_What is expected_
Copy each line in which the string "Temperature" occurs.

_Dataset entries_
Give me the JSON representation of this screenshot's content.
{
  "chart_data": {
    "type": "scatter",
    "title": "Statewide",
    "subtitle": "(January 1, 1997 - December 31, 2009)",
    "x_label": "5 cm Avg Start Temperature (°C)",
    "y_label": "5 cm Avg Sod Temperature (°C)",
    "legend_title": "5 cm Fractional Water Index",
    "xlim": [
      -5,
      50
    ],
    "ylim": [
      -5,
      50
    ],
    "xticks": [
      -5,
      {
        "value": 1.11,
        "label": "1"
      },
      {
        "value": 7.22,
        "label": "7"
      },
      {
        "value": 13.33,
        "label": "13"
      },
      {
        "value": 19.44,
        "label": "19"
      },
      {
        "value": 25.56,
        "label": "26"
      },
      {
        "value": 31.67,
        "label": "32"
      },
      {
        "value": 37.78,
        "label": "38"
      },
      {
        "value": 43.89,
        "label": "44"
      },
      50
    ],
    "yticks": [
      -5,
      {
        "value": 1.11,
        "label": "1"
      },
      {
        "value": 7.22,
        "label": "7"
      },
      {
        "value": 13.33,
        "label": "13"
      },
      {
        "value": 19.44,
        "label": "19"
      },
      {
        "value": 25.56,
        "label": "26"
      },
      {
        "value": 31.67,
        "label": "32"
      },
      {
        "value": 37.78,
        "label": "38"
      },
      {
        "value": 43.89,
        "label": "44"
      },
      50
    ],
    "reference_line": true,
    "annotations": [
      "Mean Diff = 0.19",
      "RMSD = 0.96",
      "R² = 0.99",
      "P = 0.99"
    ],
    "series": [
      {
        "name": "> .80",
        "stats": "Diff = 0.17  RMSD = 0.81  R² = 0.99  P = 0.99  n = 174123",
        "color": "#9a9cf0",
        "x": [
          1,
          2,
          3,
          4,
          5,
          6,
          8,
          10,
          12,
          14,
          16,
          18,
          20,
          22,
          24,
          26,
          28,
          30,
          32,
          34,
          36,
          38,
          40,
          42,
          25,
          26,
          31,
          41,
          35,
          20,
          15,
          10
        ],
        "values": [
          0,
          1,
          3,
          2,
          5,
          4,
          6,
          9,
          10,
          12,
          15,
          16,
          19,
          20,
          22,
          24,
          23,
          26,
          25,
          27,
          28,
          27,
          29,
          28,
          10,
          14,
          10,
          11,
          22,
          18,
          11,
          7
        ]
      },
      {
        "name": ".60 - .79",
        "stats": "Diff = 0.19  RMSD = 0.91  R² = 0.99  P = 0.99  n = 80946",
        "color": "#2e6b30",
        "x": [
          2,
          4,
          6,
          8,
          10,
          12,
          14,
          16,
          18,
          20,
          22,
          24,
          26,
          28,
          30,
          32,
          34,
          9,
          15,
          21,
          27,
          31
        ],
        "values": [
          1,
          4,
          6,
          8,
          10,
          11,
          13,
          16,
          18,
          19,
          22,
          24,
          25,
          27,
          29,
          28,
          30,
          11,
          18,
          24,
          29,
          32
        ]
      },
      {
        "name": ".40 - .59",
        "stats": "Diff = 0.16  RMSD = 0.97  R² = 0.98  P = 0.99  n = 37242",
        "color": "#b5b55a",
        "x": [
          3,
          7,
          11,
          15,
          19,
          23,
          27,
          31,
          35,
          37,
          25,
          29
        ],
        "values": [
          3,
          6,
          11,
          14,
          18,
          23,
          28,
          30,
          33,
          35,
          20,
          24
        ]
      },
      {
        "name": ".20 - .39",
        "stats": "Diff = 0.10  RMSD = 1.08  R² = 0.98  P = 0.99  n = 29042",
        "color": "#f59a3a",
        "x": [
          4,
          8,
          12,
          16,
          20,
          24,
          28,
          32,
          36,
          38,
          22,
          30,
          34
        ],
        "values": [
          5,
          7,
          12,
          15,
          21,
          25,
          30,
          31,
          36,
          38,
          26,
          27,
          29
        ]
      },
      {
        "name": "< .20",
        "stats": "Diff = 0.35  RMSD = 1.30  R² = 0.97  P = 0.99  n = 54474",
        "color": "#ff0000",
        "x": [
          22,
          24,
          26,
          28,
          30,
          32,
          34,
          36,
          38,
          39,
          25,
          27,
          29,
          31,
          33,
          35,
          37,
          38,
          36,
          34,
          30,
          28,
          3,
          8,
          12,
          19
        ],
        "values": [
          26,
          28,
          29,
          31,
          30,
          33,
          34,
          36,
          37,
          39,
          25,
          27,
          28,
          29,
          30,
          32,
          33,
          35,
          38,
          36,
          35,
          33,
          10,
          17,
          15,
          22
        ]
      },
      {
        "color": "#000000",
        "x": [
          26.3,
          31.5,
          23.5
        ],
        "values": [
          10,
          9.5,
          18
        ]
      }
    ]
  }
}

_Solution for this exercise_
    "x_label": "5 cm Avg Start Temperature (°C)",
    "y_label": "5 cm Avg Sod Temperature (°C)",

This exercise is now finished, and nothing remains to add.